» **Exercise directions**
Count every line of the listing where the string "Your" occurs, and reply with the count alone.

» **Data rows**
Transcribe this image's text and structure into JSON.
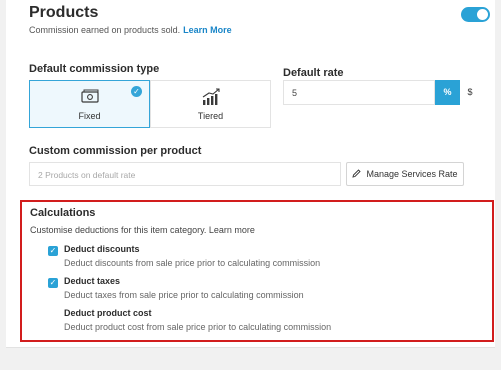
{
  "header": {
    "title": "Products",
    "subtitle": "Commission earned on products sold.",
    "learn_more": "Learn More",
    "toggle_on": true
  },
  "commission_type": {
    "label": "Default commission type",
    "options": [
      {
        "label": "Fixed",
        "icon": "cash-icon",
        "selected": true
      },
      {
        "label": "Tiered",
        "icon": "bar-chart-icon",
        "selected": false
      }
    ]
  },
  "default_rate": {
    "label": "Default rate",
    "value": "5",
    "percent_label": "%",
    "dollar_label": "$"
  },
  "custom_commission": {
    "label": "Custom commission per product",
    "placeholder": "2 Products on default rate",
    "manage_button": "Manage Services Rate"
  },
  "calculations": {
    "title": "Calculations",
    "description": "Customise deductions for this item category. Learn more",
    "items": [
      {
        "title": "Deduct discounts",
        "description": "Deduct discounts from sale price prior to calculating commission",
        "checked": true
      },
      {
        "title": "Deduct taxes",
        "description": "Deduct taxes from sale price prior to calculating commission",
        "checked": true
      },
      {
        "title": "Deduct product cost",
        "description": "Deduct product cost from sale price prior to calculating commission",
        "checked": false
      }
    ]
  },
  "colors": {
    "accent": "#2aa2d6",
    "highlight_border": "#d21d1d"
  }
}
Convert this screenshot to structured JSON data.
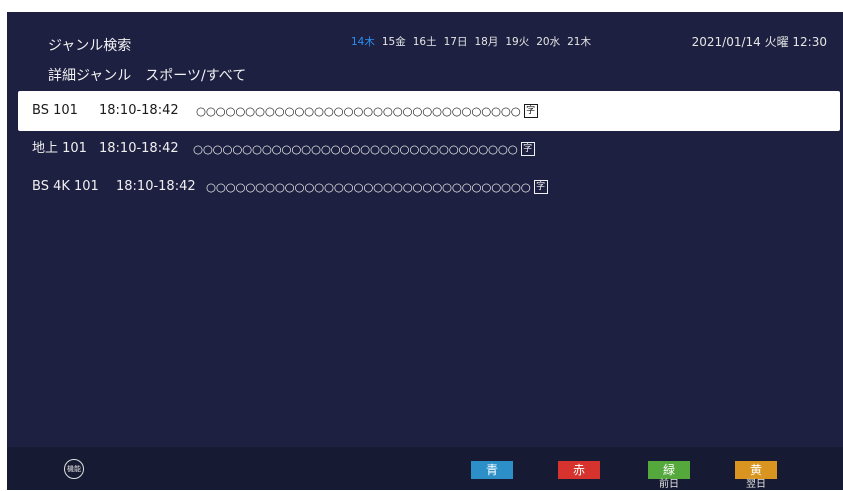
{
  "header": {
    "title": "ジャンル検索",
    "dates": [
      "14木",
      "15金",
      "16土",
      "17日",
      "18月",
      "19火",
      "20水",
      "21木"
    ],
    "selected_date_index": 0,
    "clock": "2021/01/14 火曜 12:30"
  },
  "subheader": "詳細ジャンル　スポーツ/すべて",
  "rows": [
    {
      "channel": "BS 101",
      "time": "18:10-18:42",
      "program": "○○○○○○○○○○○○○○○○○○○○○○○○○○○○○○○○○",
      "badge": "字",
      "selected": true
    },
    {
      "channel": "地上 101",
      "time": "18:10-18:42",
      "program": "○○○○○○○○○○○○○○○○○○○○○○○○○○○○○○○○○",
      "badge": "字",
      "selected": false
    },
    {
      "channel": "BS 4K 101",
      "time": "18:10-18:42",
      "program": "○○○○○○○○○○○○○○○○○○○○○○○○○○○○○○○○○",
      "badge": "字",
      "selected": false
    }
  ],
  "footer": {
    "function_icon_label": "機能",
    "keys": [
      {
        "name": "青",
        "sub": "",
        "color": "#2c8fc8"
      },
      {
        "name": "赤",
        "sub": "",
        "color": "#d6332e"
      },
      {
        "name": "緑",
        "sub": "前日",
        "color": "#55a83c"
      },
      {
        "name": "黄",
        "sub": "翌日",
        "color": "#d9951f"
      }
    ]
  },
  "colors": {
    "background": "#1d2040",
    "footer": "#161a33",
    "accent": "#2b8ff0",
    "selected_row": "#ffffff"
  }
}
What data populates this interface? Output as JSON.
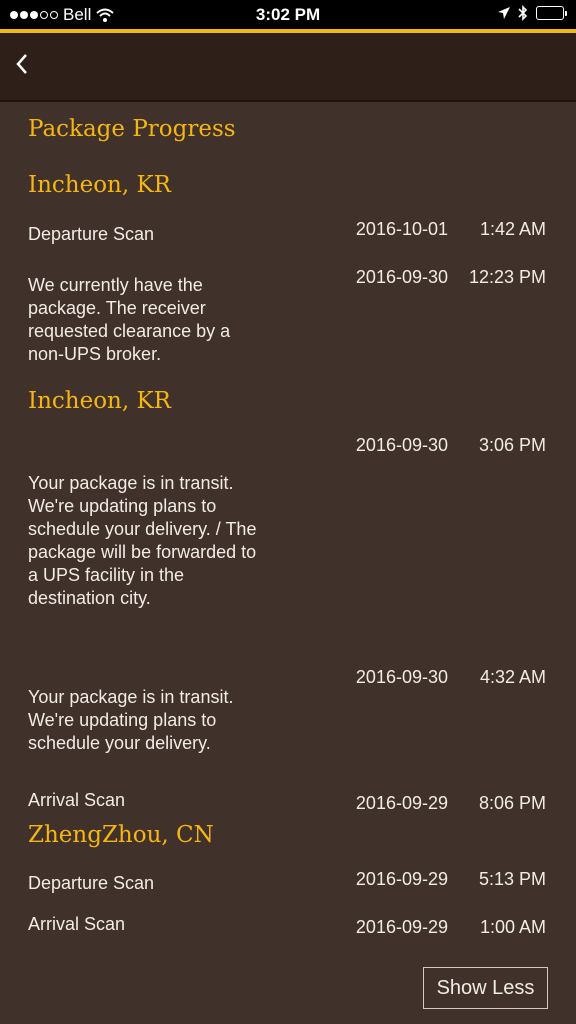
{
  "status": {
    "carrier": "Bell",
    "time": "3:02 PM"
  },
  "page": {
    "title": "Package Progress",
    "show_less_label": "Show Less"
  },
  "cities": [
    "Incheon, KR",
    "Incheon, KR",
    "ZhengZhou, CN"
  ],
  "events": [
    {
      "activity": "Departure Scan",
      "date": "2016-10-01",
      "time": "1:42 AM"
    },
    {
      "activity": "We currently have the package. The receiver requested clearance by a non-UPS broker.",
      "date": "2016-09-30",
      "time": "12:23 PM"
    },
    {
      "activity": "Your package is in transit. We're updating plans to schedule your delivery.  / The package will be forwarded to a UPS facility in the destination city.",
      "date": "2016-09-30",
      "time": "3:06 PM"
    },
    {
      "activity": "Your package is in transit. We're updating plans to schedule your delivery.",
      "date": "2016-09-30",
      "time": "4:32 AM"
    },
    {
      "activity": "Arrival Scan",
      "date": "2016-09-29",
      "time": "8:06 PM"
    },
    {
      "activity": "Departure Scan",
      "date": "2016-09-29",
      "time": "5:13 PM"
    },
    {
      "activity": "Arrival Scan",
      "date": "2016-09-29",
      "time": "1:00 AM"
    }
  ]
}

» **Written response**
2